## TASK STATEMENT
Output each line of the material exactly as it stands.

## MATERIAL FOR THE TASK
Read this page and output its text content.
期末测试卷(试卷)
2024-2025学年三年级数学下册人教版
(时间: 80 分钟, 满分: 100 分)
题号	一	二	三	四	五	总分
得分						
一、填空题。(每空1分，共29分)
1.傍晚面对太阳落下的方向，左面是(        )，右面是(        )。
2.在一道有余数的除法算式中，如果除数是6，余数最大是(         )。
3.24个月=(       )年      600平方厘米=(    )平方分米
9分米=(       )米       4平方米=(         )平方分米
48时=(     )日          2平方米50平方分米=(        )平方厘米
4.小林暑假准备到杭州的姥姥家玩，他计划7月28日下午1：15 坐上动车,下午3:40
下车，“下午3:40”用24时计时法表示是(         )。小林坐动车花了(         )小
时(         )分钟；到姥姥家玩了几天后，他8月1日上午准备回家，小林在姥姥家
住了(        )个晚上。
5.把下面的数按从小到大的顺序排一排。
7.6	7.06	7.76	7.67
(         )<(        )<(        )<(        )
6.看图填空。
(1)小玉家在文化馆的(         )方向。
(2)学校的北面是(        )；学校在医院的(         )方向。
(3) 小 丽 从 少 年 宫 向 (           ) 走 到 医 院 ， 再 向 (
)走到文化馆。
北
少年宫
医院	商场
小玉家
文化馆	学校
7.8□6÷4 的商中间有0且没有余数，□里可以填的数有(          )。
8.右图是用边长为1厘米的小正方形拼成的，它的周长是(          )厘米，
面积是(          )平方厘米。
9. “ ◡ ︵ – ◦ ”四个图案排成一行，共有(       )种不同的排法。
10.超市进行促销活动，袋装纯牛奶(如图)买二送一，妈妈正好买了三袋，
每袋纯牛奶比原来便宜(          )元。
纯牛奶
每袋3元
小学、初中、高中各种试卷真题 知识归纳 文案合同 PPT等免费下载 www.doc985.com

## SOLUTION FOR THIS TASK
Read this page and output its text content.
期末测试卷(试卷)
2024-2025学年三年级数学下册人教版
(时间: 80 分钟, 满分: 100 分)
题号	一	二	三	四	五	总分
得分						
一、填空题。(每空1分，共29分)
1.傍晚面对太阳落下的方向，左面是(        )，右面是(        )。
2.在一道有余数的除法算式中，如果除数是6，余数最大是(         )。
3.24个月=(       )年      600平方厘米=(    )平方分米
9分米=(       )米       4平方米=(         )平方分米
48时=(     )日          2平方米50平方分米=(        )平方厘米
4.小林暑假准备到杭州的姥姥家玩，他计划7月28日下午1：15 坐上动车,下午3:40
下车，“下午3:40”用24时计时法表示是(         )。小林坐动车花了(         )小
时(         )分钟；到姥姥家玩了几天后，他8月1日上午准备回家，小林在姥姥家
住了(        )个晚上。
5.把下面的数按从小到大的顺序排一排。
7.6	7.06	7.76	7.67
(         )<(        )<(        )<(        )
6.看图填空。
(1)小玉家在文化馆的(         )方向。
(2)学校的北面是(        )；学校在医院的(         )方向。
(3) 小 丽 从 少 年 宫 向 (           ) 走 到 医 院 ， 再 向 (
)走到文化馆。
北
少年宫
医院	商场
小玉家
文化馆	学校
7.8□6÷4 的商中间有0且没有余数，□里可以填的数有(          )。
8.右图是用边长为1厘米的小正方形拼成的，它的周长是(          )厘米，
面积是(          )平方厘米。
9. “ ◡ ︵ – ◦ ”四个图案排成一行，共有(       )种不同的排法。
10.超市进行促销活动，袋装纯牛奶(如图)买二送一，妈妈正好买了三袋，
每袋纯牛奶比原来便宜(          )元。
纯牛奶
每袋3元
小学、初中、高中各种试卷真题 知识归纳 文案合同 PPT等免费下载 www.doc985.com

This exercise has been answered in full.